网页节选

((

存放 U 分量的内存位置的偏移量是 width * height，因为前面 width * height 个数据都是 Y；U 分量的 pitch 是 widht/2，假设 width = 4，表明了显示图片中的一行像素，需要 2 个 U 分量。
存放 V 分量的内存位置的偏移量是 width*height + (width*height/4)，因为前面 width * height 个数据是 Y，然后是 width*height/4 个 U 分量，当然我们也可以通过 U 分量的内存位置加上 width*height/4 得到 V 分量的内存位置。V 分量的 pitch 是 widht/2，假设 width = 4，表明了显示图片中的一行像素，需要 2 个 V 分量。

2.2.2 YUV422P 格式读取

void loadYUV422P(const std::string& file_path,
                 int width, int height)

))

显示内容
((

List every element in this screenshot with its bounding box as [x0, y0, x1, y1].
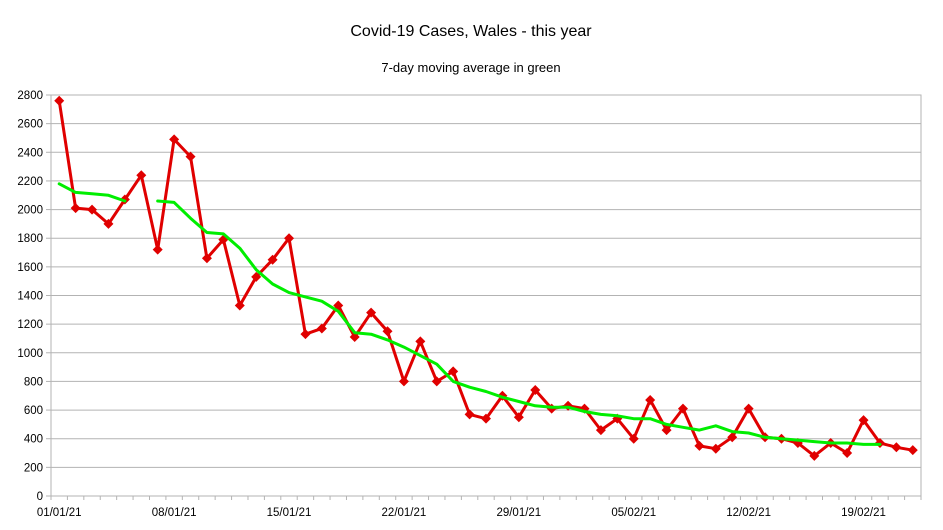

))

练习任务
a) 在讲 YUV 格式读取的网页节选里，函数 loadYUV422P 有哪些参数？把参数名全部列出来。
b) 请接着讲 YUV 格式读取的网页节选往下写。

任务答案
a) file_path、width、height

b)
    auto file_data = loadFile(file_path);
    auto* yuv_data = file_data.data();

    auto* y_plane = yuv_data;
    size_t y_stride = width;

    auto* u_plane = yuv_data + (width * height);
    size_t u_stride = width/2;

    auto* v_plane = u_plane + (width * height)/2;
    size_t v_stride = width/2;
    
	// operations on yuv plane
	// ....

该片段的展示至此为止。